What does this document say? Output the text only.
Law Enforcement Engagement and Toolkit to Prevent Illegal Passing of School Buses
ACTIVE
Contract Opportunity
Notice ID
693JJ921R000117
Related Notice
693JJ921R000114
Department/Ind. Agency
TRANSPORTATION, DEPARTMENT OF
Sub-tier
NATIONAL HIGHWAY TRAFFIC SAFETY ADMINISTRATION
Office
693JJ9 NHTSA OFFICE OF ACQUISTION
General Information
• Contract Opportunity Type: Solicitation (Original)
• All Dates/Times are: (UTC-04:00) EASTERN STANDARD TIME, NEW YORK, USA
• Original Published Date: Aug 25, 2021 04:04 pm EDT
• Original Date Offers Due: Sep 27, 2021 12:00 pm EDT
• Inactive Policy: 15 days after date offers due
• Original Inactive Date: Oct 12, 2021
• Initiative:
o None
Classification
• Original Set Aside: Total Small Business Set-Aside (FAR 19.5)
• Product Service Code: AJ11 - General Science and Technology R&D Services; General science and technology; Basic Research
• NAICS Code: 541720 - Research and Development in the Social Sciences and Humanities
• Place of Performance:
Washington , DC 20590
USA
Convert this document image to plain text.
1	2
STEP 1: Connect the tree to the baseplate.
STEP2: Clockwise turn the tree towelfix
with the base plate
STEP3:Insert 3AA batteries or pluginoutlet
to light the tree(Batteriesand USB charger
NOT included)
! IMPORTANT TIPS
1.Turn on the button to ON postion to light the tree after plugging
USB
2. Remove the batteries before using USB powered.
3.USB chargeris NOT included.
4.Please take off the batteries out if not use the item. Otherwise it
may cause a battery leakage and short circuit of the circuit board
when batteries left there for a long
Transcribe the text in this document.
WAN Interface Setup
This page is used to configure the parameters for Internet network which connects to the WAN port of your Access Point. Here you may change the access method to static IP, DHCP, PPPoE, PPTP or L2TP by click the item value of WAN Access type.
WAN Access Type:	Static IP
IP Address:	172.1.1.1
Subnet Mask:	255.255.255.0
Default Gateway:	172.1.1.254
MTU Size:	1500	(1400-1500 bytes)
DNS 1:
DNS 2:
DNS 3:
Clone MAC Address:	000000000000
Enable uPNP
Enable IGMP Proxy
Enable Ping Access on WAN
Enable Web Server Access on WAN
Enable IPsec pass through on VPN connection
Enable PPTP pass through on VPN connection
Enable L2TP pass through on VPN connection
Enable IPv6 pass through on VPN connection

========================================

GIVEN INSTRUCTION. Pull out every line of the records that includes the string "after".

FULL RESPONSE.
• Inactive Policy: 15 days after date offers due
1.Turn on the button to ON postion to light the tree after plugging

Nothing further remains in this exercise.